Copy each entry as it stands, leaving nothing out.

START Provided records

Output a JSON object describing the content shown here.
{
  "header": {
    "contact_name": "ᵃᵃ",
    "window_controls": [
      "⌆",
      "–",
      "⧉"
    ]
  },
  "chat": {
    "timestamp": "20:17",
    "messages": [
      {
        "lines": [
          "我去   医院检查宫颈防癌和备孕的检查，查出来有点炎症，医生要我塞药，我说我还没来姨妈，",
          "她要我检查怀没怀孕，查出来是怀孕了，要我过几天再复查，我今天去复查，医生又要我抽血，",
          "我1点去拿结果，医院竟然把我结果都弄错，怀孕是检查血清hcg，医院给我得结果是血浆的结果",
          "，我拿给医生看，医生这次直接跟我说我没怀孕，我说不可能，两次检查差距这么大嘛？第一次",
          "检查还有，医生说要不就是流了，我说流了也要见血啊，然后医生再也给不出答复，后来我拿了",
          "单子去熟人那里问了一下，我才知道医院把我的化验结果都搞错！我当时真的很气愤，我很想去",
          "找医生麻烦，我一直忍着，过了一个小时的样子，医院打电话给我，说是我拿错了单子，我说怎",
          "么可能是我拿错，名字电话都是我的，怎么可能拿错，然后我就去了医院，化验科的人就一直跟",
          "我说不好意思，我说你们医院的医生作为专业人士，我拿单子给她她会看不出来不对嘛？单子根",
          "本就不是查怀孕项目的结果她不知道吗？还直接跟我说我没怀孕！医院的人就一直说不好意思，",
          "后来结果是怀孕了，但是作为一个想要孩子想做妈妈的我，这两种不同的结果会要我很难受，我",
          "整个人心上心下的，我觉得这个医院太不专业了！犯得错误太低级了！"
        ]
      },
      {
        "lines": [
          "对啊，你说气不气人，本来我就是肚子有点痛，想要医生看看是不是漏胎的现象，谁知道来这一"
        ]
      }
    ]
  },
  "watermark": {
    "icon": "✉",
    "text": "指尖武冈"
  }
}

END Provided records

## Full answer
Output a JSON object describing the content shown here.
{
  "header": {
    "contact_name": "ᵃᵃ",
    "window_controls": [
      "⌆",
      "–",
      "⧉"
    ]
  },
  "chat": {
    "timestamp": "20:17",
    "messages": [
      {
        "lines": [
          "我去   医院检查宫颈防癌和备孕的检查，查出来有点炎症，医生要我塞药，我说我还没来姨妈，",
          "她要我检查怀没怀孕，查出来是怀孕了，要我过几天再复查，我今天去复查，医生又要我抽血，",
          "我1点去拿结果，医院竟然把我结果都弄错，怀孕是检查血清hcg，医院给我得结果是血浆的结果",
          "，我拿给医生看，医生这次直接跟我说我没怀孕，我说不可能，两次检查差距这么大嘛？第一次",
          "检查还有，医生说要不就是流了，我说流了也要见血啊，然后医生再也给不出答复，后来我拿了",
          "单子去熟人那里问了一下，我才知道医院把我的化验结果都搞错！我当时真的很气愤，我很想去",
          "找医生麻烦，我一直忍着，过了一个小时的样子，医院打电话给我，说是我拿错了单子，我说怎",
          "么可能是我拿错，名字电话都是我的，怎么可能拿错，然后我就去了医院，化验科的人就一直跟",
          "我说不好意思，我说你们医院的医生作为专业人士，我拿单子给她她会看不出来不对嘛？单子根",
          "本就不是查怀孕项目的结果她不知道吗？还直接跟我说我没怀孕！医院的人就一直说不好意思，",
          "后来结果是怀孕了，但是作为一个想要孩子想做妈妈的我，这两种不同的结果会要我很难受，我",
          "整个人心上心下的，我觉得这个医院太不专业了！犯得错误太低级了！"
        ]
      },
      {
        "lines": [
          "对啊，你说气不气人，本来我就是肚子有点痛，想要医生看看是不是漏胎的现象，谁知道来这一"
        ]
      }
    ]
  },
  "watermark": {
    "icon": "✉",
    "text": "指尖武冈"
  }
}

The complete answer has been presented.